**Data listing:**
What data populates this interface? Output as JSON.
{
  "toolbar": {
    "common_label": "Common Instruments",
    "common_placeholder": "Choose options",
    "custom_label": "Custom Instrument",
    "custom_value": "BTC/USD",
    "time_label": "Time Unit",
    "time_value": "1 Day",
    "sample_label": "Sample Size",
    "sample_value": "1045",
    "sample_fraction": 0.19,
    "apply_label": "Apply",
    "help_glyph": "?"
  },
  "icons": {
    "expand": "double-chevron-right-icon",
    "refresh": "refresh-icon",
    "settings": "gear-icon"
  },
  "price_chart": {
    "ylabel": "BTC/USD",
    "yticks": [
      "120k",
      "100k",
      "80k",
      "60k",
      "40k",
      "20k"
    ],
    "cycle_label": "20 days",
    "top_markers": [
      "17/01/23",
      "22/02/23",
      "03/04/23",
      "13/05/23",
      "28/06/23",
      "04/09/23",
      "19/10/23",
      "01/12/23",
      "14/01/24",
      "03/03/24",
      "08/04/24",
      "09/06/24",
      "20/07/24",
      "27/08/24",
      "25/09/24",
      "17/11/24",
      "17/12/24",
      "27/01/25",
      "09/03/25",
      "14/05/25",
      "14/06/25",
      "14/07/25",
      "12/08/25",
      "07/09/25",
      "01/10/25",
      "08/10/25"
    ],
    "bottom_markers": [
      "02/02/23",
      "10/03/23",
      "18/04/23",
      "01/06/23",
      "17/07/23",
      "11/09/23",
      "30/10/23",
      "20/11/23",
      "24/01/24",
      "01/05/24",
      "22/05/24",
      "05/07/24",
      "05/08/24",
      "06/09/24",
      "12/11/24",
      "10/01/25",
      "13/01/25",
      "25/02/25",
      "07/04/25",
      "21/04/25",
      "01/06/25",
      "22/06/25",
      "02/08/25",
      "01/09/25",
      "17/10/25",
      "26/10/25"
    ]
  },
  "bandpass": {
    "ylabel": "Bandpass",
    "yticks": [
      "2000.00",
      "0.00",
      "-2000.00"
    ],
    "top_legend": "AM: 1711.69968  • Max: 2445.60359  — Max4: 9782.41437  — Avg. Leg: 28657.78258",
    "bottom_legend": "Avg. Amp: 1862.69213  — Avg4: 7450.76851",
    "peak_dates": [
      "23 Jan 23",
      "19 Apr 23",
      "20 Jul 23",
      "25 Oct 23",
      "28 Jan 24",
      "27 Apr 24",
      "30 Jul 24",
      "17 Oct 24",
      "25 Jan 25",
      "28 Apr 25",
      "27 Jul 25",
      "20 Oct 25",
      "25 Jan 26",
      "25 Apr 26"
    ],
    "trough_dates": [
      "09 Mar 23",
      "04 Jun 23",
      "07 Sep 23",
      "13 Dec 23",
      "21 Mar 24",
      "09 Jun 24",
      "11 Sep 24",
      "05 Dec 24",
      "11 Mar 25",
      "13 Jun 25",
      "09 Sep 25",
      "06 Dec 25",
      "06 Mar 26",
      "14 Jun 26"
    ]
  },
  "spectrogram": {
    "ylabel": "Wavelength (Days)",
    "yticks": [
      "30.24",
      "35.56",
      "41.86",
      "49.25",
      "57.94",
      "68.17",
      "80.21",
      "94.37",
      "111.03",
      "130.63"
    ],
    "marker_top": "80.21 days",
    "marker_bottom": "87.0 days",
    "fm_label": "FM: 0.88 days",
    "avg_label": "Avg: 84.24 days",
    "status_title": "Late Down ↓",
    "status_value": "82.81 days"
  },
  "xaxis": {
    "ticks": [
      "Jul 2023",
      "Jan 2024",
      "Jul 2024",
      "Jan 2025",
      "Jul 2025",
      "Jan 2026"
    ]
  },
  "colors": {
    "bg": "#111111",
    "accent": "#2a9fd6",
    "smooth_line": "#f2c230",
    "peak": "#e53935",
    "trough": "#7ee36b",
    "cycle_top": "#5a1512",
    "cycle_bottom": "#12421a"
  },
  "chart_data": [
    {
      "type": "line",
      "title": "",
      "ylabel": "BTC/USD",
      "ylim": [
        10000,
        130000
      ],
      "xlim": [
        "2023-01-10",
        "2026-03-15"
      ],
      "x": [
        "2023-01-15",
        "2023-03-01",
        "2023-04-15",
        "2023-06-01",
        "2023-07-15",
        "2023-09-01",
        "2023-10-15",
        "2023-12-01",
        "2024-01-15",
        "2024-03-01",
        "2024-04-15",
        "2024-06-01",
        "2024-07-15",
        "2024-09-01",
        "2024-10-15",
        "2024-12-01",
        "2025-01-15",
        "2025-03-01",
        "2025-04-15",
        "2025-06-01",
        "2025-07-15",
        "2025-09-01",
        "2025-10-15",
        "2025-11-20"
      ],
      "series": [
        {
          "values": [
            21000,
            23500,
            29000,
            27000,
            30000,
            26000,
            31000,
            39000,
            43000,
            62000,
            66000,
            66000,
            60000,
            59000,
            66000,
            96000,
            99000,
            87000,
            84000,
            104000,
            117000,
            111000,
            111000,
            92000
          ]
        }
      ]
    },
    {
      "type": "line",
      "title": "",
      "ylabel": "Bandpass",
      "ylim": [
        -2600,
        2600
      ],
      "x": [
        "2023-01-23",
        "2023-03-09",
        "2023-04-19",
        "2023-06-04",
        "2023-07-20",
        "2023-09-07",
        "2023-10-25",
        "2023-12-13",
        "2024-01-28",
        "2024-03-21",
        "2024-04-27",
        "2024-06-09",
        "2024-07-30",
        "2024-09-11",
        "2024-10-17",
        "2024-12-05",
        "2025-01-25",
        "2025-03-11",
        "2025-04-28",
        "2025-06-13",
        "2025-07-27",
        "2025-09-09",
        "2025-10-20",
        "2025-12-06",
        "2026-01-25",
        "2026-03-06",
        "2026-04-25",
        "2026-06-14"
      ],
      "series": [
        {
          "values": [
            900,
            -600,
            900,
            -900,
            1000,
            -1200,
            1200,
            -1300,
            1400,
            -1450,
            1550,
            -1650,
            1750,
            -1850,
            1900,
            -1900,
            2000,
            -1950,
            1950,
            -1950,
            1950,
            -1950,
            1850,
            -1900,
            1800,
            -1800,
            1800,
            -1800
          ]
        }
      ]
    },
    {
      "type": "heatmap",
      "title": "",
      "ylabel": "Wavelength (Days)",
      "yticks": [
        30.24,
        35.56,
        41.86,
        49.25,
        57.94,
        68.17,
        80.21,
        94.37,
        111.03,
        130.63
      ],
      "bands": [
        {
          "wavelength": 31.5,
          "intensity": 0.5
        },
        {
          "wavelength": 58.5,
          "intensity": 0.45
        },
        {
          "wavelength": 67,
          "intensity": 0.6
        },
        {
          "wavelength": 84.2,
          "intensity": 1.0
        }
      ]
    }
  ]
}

**Your objective:** Quote each line of the data above exactly as written.

**The reply:**
What data populates this interface? Output as JSON.
{
  "toolbar": {
    "common_label": "Common Instruments",
    "common_placeholder": "Choose options",
    "custom_label": "Custom Instrument",
    "custom_value": "BTC/USD",
    "time_label": "Time Unit",
    "time_value": "1 Day",
    "sample_label": "Sample Size",
    "sample_value": "1045",
    "sample_fraction": 0.19,
    "apply_label": "Apply",
    "help_glyph": "?"
  },
  "icons": {
    "expand": "double-chevron-right-icon",
    "refresh": "refresh-icon",
    "settings": "gear-icon"
  },
  "price_chart": {
    "ylabel": "BTC/USD",
    "yticks": [
      "120k",
      "100k",
      "80k",
      "60k",
      "40k",
      "20k"
    ],
    "cycle_label": "20 days",
    "top_markers": [
      "17/01/23",
      "22/02/23",
      "03/04/23",
      "13/05/23",
      "28/06/23",
      "04/09/23",
      "19/10/23",
      "01/12/23",
      "14/01/24",
      "03/03/24",
      "08/04/24",
      "09/06/24",
      "20/07/24",
      "27/08/24",
      "25/09/24",
      "17/11/24",
      "17/12/24",
      "27/01/25",
      "09/03/25",
      "14/05/25",
      "14/06/25",
      "14/07/25",
      "12/08/25",
      "07/09/25",
      "01/10/25",
      "08/10/25"
    ],
    "bottom_markers": [
      "02/02/23",
      "10/03/23",
      "18/04/23",
      "01/06/23",
      "17/07/23",
      "11/09/23",
      "30/10/23",
      "20/11/23",
      "24/01/24",
      "01/05/24",
      "22/05/24",
      "05/07/24",
      "05/08/24",
      "06/09/24",
      "12/11/24",
      "10/01/25",
      "13/01/25",
      "25/02/25",
      "07/04/25",
      "21/04/25",
      "01/06/25",
      "22/06/25",
      "02/08/25",
      "01/09/25",
      "17/10/25",
      "26/10/25"
    ]
  },
  "bandpass": {
    "ylabel": "Bandpass",
    "yticks": [
      "2000.00",
      "0.00",
      "-2000.00"
    ],
    "top_legend": "AM: 1711.69968  • Max: 2445.60359  — Max4: 9782.41437  — Avg. Leg: 28657.78258",
    "bottom_legend": "Avg. Amp: 1862.69213  — Avg4: 7450.76851",
    "peak_dates": [
      "23 Jan 23",
      "19 Apr 23",
      "20 Jul 23",
      "25 Oct 23",
      "28 Jan 24",
      "27 Apr 24",
      "30 Jul 24",
      "17 Oct 24",
      "25 Jan 25",
      "28 Apr 25",
      "27 Jul 25",
      "20 Oct 25",
      "25 Jan 26",
      "25 Apr 26"
    ],
    "trough_dates": [
      "09 Mar 23",
      "04 Jun 23",
      "07 Sep 23",
      "13 Dec 23",
      "21 Mar 24",
      "09 Jun 24",
      "11 Sep 24",
      "05 Dec 24",
      "11 Mar 25",
      "13 Jun 25",
      "09 Sep 25",
      "06 Dec 25",
      "06 Mar 26",
      "14 Jun 26"
    ]
  },
  "spectrogram": {
    "ylabel": "Wavelength (Days)",
    "yticks": [
      "30.24",
      "35.56",
      "41.86",
      "49.25",
      "57.94",
      "68.17",
      "80.21",
      "94.37",
      "111.03",
      "130.63"
    ],
    "marker_top": "80.21 days",
    "marker_bottom": "87.0 days",
    "fm_label": "FM: 0.88 days",
    "avg_label": "Avg: 84.24 days",
    "status_title": "Late Down ↓",
    "status_value": "82.81 days"
  },
  "xaxis": {
    "ticks": [
      "Jul 2023",
      "Jan 2024",
      "Jul 2024",
      "Jan 2025",
      "Jul 2025",
      "Jan 2026"
    ]
  },
  "colors": {
    "bg": "#111111",
    "accent": "#2a9fd6",
    "smooth_line": "#f2c230",
    "peak": "#e53935",
    "trough": "#7ee36b",
    "cycle_top": "#5a1512",
    "cycle_bottom": "#12421a"
  },
  "chart_data": [
    {
      "type": "line",
      "title": "",
      "ylabel": "BTC/USD",
      "ylim": [
        10000,
        130000
      ],
      "xlim": [
        "2023-01-10",
        "2026-03-15"
      ],
      "x": [
        "2023-01-15",
        "2023-03-01",
        "2023-04-15",
        "2023-06-01",
        "2023-07-15",
        "2023-09-01",
        "2023-10-15",
        "2023-12-01",
        "2024-01-15",
        "2024-03-01",
        "2024-04-15",
        "2024-06-01",
        "2024-07-15",
        "2024-09-01",
        "2024-10-15",
        "2024-12-01",
        "2025-01-15",
        "2025-03-01",
        "2025-04-15",
        "2025-06-01",
        "2025-07-15",
        "2025-09-01",
        "2025-10-15",
        "2025-11-20"
      ],
      "series": [
        {
          "values": [
            21000,
            23500,
            29000,
            27000,
            30000,
            26000,
            31000,
            39000,
            43000,
            62000,
            66000,
            66000,
            60000,
            59000,
            66000,
            96000,
            99000,
            87000,
            84000,
            104000,
            117000,
            111000,
            111000,
            92000
          ]
        }
      ]
    },
    {
      "type": "line",
      "title": "",
      "ylabel": "Bandpass",
      "ylim": [
        -2600,
        2600
      ],
      "x": [
        "2023-01-23",
        "2023-03-09",
        "2023-04-19",
        "2023-06-04",
        "2023-07-20",
        "2023-09-07",
        "2023-10-25",
        "2023-12-13",
        "2024-01-28",
        "2024-03-21",
        "2024-04-27",
        "2024-06-09",
        "2024-07-30",
        "2024-09-11",
        "2024-10-17",
        "2024-12-05",
        "2025-01-25",
        "2025-03-11",
        "2025-04-28",
        "2025-06-13",
        "2025-07-27",
        "2025-09-09",
        "2025-10-20",
        "2025-12-06",
        "2026-01-25",
        "2026-03-06",
        "2026-04-25",
        "2026-06-14"
      ],
      "series": [
        {
          "values": [
            900,
            -600,
            900,
            -900,
            1000,
            -1200,
            1200,
            -1300,
            1400,
            -1450,
            1550,
            -1650,
            1750,
            -1850,
            1900,
            -1900,
            2000,
            -1950,
            1950,
            -1950,
            1950,
            -1950,
            1850,
            -1900,
            1800,
            -1800,
            1800,
            -1800
          ]
        }
      ]
    },
    {
      "type": "heatmap",
      "title": "",
      "ylabel": "Wavelength (Days)",
      "yticks": [
        30.24,
        35.56,
        41.86,
        49.25,
        57.94,
        68.17,
        80.21,
        94.37,
        111.03,
        130.63
      ],
      "bands": [
        {
          "wavelength": 31.5,
          "intensity": 0.5
        },
        {
          "wavelength": 58.5,
          "intensity": 0.45
        },
        {
          "wavelength": 67,
          "intensity": 0.6
        },
        {
          "wavelength": 84.2,
          "intensity": 1.0
        }
      ]
    }
  ]
}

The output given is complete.